Task prompt
Print each line exactly as it is given.

════

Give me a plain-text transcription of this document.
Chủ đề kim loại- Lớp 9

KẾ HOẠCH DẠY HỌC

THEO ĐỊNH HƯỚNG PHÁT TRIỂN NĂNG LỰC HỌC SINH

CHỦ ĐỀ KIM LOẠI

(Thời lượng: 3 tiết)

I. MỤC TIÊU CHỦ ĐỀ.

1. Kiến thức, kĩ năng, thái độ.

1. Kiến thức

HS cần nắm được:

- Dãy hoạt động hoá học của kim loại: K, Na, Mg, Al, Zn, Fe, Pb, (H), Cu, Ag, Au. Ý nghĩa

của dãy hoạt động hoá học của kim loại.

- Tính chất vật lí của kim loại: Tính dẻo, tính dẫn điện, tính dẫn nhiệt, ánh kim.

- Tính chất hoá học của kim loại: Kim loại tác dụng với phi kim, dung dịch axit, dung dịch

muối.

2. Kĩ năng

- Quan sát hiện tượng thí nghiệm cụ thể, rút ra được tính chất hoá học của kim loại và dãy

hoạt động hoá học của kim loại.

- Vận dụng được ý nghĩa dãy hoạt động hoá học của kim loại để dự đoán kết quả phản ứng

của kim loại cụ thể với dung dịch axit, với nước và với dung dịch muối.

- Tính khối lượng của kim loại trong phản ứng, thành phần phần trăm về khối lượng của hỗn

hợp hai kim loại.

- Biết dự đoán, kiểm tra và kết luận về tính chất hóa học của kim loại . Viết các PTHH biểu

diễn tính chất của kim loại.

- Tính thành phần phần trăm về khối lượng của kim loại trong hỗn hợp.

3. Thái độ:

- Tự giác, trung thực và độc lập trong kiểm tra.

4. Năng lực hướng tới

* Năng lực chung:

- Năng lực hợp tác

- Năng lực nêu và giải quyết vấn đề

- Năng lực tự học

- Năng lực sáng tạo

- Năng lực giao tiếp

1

════

Reply to the task
Give me a plain-text transcription of this document.
Chủ đề kim loại- Lớp 9

KẾ HOẠCH DẠY HỌC

THEO ĐỊNH HƯỚNG PHÁT TRIỂN NĂNG LỰC HỌC SINH

CHỦ ĐỀ KIM LOẠI

(Thời lượng: 3 tiết)

I. MỤC TIÊU CHỦ ĐỀ.

1. Kiến thức, kĩ năng, thái độ.

1. Kiến thức

HS cần nắm được:

- Dãy hoạt động hoá học của kim loại: K, Na, Mg, Al, Zn, Fe, Pb, (H), Cu, Ag, Au. Ý nghĩa

của dãy hoạt động hoá học của kim loại.

- Tính chất vật lí của kim loại: Tính dẻo, tính dẫn điện, tính dẫn nhiệt, ánh kim.

- Tính chất hoá học của kim loại: Kim loại tác dụng với phi kim, dung dịch axit, dung dịch

muối.

2. Kĩ năng

- Quan sát hiện tượng thí nghiệm cụ thể, rút ra được tính chất hoá học của kim loại và dãy

hoạt động hoá học của kim loại.

- Vận dụng được ý nghĩa dãy hoạt động hoá học của kim loại để dự đoán kết quả phản ứng

của kim loại cụ thể với dung dịch axit, với nước và với dung dịch muối.

- Tính khối lượng của kim loại trong phản ứng, thành phần phần trăm về khối lượng của hỗn

hợp hai kim loại.

- Biết dự đoán, kiểm tra và kết luận về tính chất hóa học của kim loại . Viết các PTHH biểu

diễn tính chất của kim loại.

- Tính thành phần phần trăm về khối lượng của kim loại trong hỗn hợp.

3. Thái độ:

- Tự giác, trung thực và độc lập trong kiểm tra.

4. Năng lực hướng tới

* Năng lực chung:

- Năng lực hợp tác

- Năng lực nêu và giải quyết vấn đề

- Năng lực tự học

- Năng lực sáng tạo

- Năng lực giao tiếp

1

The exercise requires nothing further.